**What you have to do**
Leave the pictures out. Return all other data exactly.

═══ Listed records

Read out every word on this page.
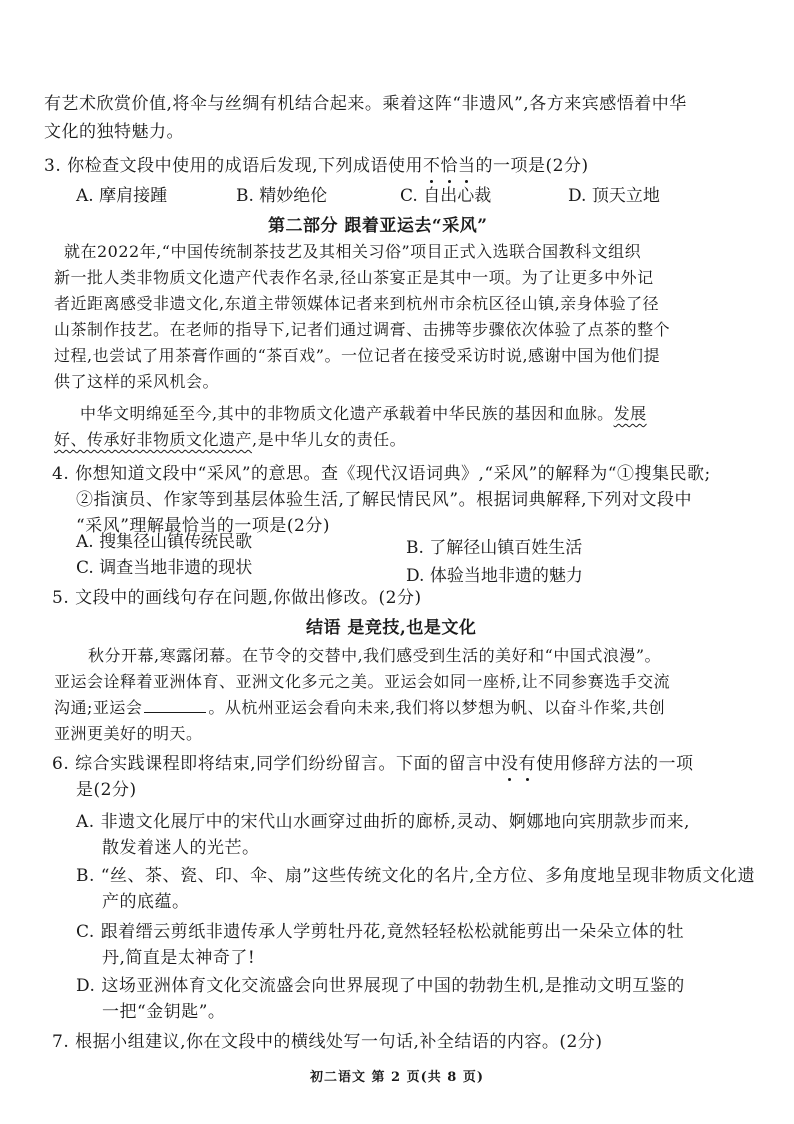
有艺术欣赏价值,将伞与丝绸有机结合起来。乘着这阵“非遗风”,各方来宾感悟着中华
文化的独特魅力。
3. 你检查文段中使用的成语后发现,下列成语使用不恰当的一项是(2分)
A. 摩肩接踵	B. 精妙绝伦	C. 自出心裁	D. 顶天立地
第二部分 跟着亚运去“采风”
就在2022年,“中国传统制茶技艺及其相关习俗”项目正式入选联合国教科文组织
新一批人类非物质文化遗产代表作名录,径山茶宴正是其中一项。为了让更多中外记
者近距离感受非遗文化,东道主带领媒体记者来到杭州市余杭区径山镇,亲身体验了径
山茶制作技艺。在老师的指导下,记者们通过调膏、击拂等步骤依次体验了点茶的整个
过程,也尝试了用茶膏作画的“茶百戏”。一位记者在接受采访时说,感谢中国为他们提
供了这样的采风机会。
中华文明绵延至今,其中的非物质文化遗产承载着中华民族的基因和血脉。发展
好、传承好非物质文化遗产,是中华儿女的责任。
4. 你想知道文段中“采风”的意思。查《现代汉语词典》,“采风”的解释为“①搜集民歌;
②指演员、作家等到基层体验生活,了解民情民风”。根据词典解释,下列对文段中
“采风”理解最恰当的一项是(2分)
A. 搜集径山镇传统民歌	B. 了解径山镇百姓生活
C. 调查当地非遗的现状	D. 体验当地非遗的魅力
5. 文段中的画线句存在问题,你做出修改。(2分)
结语 是竞技,也是文化
秋分开幕,寒露闭幕。在节令的交替中,我们感受到生活的美好和“中国式浪漫”。
亚运会诠释着亚洲体育、亚洲文化多元之美。亚运会如同一座桥,让不同参赛选手交流
沟通;亚运会	。从杭州亚运会看向未来,我们将以梦想为帆、以奋斗作桨,共创
亚洲更美好的明天。
6. 综合实践课程即将结束,同学们纷纷留言。下面的留言中没有使用修辞方法的一项
是(2分)
A. 非遗文化展厅中的宋代山水画穿过曲折的廊桥,灵动、婀娜地向宾朋款步而来,
散发着迷人的光芒。
B. “丝、茶、瓷、印、伞、扇”这些传统文化的名片,全方位、多角度地呈现非物质文化遗
产的底蕴。
C. 跟着缙云剪纸非遗传承人学剪牡丹花,竟然轻轻松松就能剪出一朵朵立体的牡
丹,简直是太神奇了!
D. 这场亚洲体育文化交流盛会向世界展现了中国的勃勃生机,是推动文明互鉴的
一把“金钥匙”。
7. 根据小组建议,你在文段中的横线处写一句话,补全结语的内容。(2分)
初二语文 第 2 页(共 8 页)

══════

**Response for this exercise**
Read out every word on this page.
有艺术欣赏价值,将伞与丝绸有机结合起来。乘着这阵“非遗风”,各方来宾感悟着中华
文化的独特魅力。
3. 你检查文段中使用的成语后发现,下列成语使用不恰当的一项是(2分)
A. 摩肩接踵	B. 精妙绝伦	C. 自出心裁	D. 顶天立地
第二部分 跟着亚运去“采风”
就在2022年,“中国传统制茶技艺及其相关习俗”项目正式入选联合国教科文组织
新一批人类非物质文化遗产代表作名录,径山茶宴正是其中一项。为了让更多中外记
者近距离感受非遗文化,东道主带领媒体记者来到杭州市余杭区径山镇,亲身体验了径
山茶制作技艺。在老师的指导下,记者们通过调膏、击拂等步骤依次体验了点茶的整个
过程,也尝试了用茶膏作画的“茶百戏”。一位记者在接受采访时说,感谢中国为他们提
供了这样的采风机会。
中华文明绵延至今,其中的非物质文化遗产承载着中华民族的基因和血脉。发展
好、传承好非物质文化遗产,是中华儿女的责任。
4. 你想知道文段中“采风”的意思。查《现代汉语词典》,“采风”的解释为“①搜集民歌;
②指演员、作家等到基层体验生活,了解民情民风”。根据词典解释,下列对文段中
“采风”理解最恰当的一项是(2分)
A. 搜集径山镇传统民歌	B. 了解径山镇百姓生活
C. 调查当地非遗的现状	D. 体验当地非遗的魅力
5. 文段中的画线句存在问题,你做出修改。(2分)
结语 是竞技,也是文化
秋分开幕,寒露闭幕。在节令的交替中,我们感受到生活的美好和“中国式浪漫”。
亚运会诠释着亚洲体育、亚洲文化多元之美。亚运会如同一座桥,让不同参赛选手交流
沟通;亚运会	。从杭州亚运会看向未来,我们将以梦想为帆、以奋斗作桨,共创
亚洲更美好的明天。
6. 综合实践课程即将结束,同学们纷纷留言。下面的留言中没有使用修辞方法的一项
是(2分)
A. 非遗文化展厅中的宋代山水画穿过曲折的廊桥,灵动、婀娜地向宾朋款步而来,
散发着迷人的光芒。
B. “丝、茶、瓷、印、伞、扇”这些传统文化的名片,全方位、多角度地呈现非物质文化遗
产的底蕴。
C. 跟着缙云剪纸非遗传承人学剪牡丹花,竟然轻轻松松就能剪出一朵朵立体的牡
丹,简直是太神奇了!
D. 这场亚洲体育文化交流盛会向世界展现了中国的勃勃生机,是推动文明互鉴的
一把“金钥匙”。
7. 根据小组建议,你在文段中的横线处写一句话,补全结语的内容。(2分)
初二语文 第 2 页(共 8 页)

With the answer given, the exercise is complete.